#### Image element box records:
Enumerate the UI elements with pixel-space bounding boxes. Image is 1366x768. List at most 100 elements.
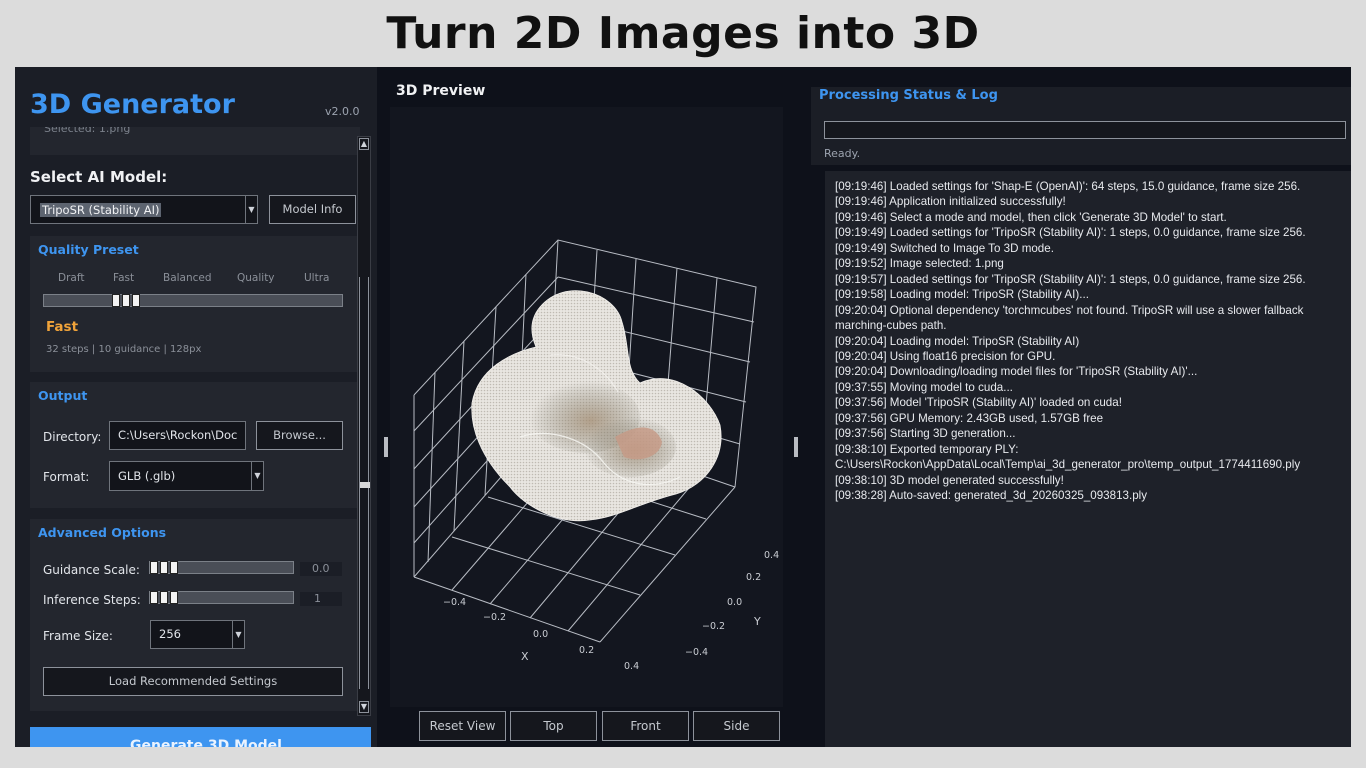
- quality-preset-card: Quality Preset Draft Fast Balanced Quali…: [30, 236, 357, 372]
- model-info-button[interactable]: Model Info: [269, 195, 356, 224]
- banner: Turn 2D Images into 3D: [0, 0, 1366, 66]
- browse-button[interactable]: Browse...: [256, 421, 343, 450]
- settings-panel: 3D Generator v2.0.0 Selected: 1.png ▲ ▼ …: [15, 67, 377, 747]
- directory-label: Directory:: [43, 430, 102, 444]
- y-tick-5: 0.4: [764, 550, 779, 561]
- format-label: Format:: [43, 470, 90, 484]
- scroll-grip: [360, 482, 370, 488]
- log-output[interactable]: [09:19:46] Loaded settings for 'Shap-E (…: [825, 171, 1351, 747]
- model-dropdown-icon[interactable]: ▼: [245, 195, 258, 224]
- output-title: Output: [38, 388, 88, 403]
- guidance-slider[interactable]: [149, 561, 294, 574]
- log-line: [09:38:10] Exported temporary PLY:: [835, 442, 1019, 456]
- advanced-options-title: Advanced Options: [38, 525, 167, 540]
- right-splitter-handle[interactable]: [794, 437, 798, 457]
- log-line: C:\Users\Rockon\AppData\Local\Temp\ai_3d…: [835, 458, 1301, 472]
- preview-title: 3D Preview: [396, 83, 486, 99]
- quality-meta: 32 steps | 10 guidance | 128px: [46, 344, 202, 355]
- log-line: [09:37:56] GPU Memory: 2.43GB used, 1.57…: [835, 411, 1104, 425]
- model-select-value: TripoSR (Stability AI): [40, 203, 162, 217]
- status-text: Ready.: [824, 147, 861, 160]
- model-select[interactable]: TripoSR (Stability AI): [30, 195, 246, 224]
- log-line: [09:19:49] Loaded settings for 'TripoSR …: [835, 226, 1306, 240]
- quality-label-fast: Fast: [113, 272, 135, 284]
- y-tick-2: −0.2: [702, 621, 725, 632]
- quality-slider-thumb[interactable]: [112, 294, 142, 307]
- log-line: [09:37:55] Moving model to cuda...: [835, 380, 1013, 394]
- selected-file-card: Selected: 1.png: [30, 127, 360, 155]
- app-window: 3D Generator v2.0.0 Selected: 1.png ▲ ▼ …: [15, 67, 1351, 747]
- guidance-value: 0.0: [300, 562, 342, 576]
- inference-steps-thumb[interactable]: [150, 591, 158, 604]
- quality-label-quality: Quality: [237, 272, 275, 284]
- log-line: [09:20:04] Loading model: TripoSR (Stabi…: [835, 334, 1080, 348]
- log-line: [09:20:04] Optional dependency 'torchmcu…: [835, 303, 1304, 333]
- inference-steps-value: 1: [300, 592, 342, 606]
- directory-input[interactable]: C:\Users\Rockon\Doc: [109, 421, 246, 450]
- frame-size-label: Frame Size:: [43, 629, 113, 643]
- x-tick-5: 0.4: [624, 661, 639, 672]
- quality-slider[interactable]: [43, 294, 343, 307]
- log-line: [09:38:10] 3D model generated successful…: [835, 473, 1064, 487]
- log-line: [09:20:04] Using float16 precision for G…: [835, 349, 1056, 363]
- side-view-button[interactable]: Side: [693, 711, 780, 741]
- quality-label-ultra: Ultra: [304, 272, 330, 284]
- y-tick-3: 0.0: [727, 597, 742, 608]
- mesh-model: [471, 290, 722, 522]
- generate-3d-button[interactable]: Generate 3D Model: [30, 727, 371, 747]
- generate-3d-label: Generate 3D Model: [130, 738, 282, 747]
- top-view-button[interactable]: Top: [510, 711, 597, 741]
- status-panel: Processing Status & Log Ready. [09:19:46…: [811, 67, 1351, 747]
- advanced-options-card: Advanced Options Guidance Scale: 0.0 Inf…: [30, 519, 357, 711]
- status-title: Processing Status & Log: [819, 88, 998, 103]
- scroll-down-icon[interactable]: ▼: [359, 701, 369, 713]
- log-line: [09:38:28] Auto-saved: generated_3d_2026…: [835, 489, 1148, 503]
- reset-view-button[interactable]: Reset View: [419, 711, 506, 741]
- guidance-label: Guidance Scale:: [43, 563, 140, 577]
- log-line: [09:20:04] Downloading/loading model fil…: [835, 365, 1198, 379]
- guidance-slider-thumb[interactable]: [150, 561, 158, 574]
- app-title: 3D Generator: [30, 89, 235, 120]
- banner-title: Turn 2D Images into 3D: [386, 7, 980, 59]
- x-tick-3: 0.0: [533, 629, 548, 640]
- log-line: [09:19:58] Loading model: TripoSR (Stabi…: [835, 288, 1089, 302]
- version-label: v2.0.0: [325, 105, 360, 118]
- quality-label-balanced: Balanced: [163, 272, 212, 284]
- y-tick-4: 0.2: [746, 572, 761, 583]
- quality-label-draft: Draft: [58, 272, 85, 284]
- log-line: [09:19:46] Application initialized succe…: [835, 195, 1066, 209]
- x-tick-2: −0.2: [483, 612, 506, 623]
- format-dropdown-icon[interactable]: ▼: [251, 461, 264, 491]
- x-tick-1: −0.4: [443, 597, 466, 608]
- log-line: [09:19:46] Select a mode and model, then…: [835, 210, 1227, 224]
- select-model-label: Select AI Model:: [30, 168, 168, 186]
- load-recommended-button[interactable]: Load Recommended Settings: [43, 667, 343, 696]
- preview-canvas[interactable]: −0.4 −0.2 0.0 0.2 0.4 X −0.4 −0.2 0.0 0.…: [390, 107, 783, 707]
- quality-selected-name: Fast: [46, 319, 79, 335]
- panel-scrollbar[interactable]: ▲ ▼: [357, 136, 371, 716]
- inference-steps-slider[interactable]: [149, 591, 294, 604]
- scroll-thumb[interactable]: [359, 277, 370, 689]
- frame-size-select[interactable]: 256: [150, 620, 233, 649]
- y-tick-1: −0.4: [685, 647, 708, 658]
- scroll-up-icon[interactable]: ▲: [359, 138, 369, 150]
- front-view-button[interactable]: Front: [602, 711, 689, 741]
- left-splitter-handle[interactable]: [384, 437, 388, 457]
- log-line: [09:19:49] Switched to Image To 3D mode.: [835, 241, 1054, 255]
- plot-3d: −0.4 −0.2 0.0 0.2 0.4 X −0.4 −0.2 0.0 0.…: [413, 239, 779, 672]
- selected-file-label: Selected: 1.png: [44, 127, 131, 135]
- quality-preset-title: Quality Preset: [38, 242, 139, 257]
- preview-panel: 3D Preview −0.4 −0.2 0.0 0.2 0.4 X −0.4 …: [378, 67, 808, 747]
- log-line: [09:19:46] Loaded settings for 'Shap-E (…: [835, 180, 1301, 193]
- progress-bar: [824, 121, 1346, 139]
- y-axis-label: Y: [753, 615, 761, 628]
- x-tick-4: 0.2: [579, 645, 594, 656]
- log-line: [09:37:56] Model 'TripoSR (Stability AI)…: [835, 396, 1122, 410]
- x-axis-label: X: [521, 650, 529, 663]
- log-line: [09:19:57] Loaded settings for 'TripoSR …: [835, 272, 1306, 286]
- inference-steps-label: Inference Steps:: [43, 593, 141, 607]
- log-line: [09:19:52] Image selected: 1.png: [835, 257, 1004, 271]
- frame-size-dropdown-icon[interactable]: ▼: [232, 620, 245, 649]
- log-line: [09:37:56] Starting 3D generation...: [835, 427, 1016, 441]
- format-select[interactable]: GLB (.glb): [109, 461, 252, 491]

#### To do:
Find every line in the data above that contains the string "options", and copy each of those lines in full.

#### The solution:
- advanced-options-title: Advanced Options: [38, 525, 167, 540]
- advanced-options-card: Advanced Options Guidance Scale: 0.0 Inf…: [30, 519, 357, 711]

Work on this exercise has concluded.